=== THE TASK ===
Write out each line of the listing as it stands, without the images.

--- START EXERCISE DATA ---

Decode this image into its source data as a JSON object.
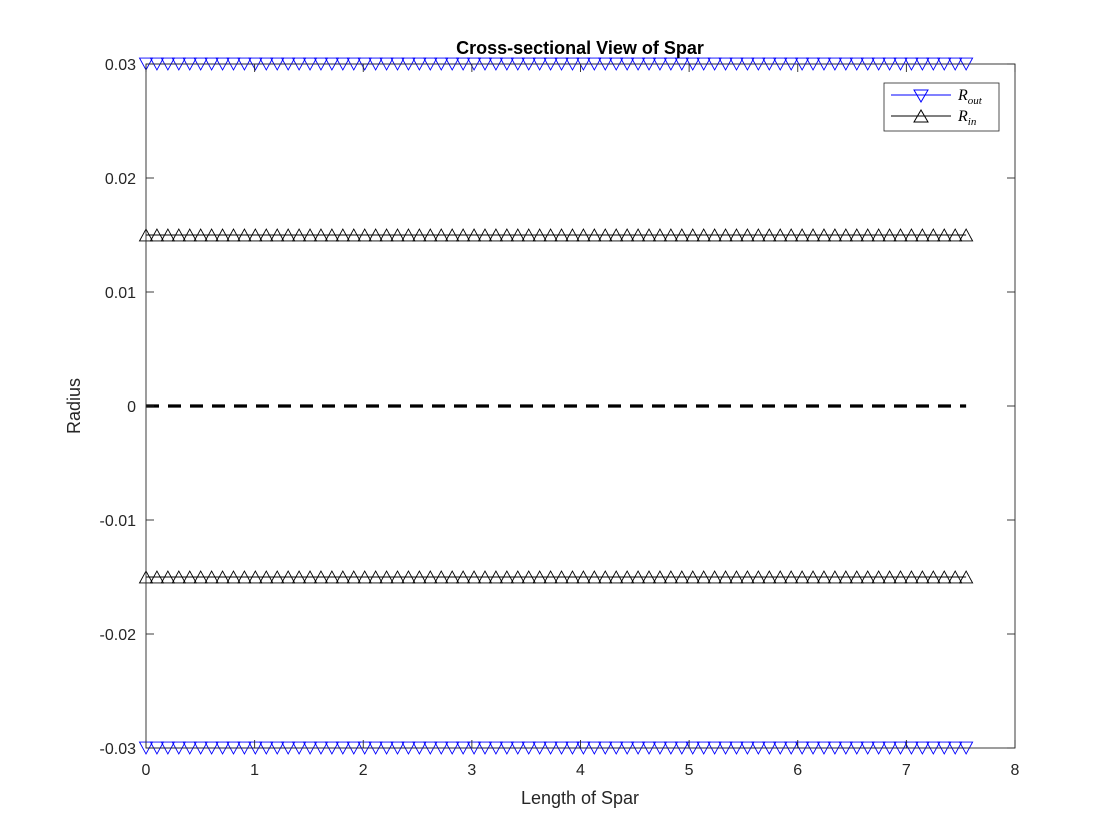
{
  "chart_data": {
    "type": "line",
    "title": "Cross-sectional View of Spar",
    "xlabel": "Length of Spar",
    "ylabel": "Radius",
    "xlim": [
      0,
      8
    ],
    "ylim": [
      -0.03,
      0.03
    ],
    "x_ticks": [
      "0",
      "1",
      "2",
      "3",
      "4",
      "5",
      "6",
      "7",
      "8"
    ],
    "y_ticks": [
      "-0.03",
      "-0.02",
      "-0.01",
      "0",
      "0.01",
      "0.02",
      "0.03"
    ],
    "grid": false,
    "legend_position": "top-right",
    "x_range_of_data": [
      0,
      7.55
    ],
    "marker_count": 76,
    "series": [
      {
        "name": "R_out",
        "legend_base": "R",
        "legend_sub": "out",
        "color": "#0000ff",
        "marker": "triangle-down",
        "y": 0.03,
        "mirrored": true
      },
      {
        "name": "R_in",
        "legend_base": "R",
        "legend_sub": "in",
        "color": "#000000",
        "marker": "triangle-up",
        "y": 0.015,
        "mirrored": true
      },
      {
        "name": "centerline",
        "color": "#000000",
        "style": "dashed",
        "y": 0
      }
    ]
  }
}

--- END EXERCISE DATA ---

=== RESULT BELOW ===
Decode this image into its source data as a JSON object.
{
  "chart_data": {
    "type": "line",
    "title": "Cross-sectional View of Spar",
    "xlabel": "Length of Spar",
    "ylabel": "Radius",
    "xlim": [
      0,
      8
    ],
    "ylim": [
      -0.03,
      0.03
    ],
    "x_ticks": [
      "0",
      "1",
      "2",
      "3",
      "4",
      "5",
      "6",
      "7",
      "8"
    ],
    "y_ticks": [
      "-0.03",
      "-0.02",
      "-0.01",
      "0",
      "0.01",
      "0.02",
      "0.03"
    ],
    "grid": false,
    "legend_position": "top-right",
    "x_range_of_data": [
      0,
      7.55
    ],
    "marker_count": 76,
    "series": [
      {
        "name": "R_out",
        "legend_base": "R",
        "legend_sub": "out",
        "color": "#0000ff",
        "marker": "triangle-down",
        "y": 0.03,
        "mirrored": true
      },
      {
        "name": "R_in",
        "legend_base": "R",
        "legend_sub": "in",
        "color": "#000000",
        "marker": "triangle-up",
        "y": 0.015,
        "mirrored": true
      },
      {
        "name": "centerline",
        "color": "#000000",
        "style": "dashed",
        "y": 0
      }
    ]
  }
}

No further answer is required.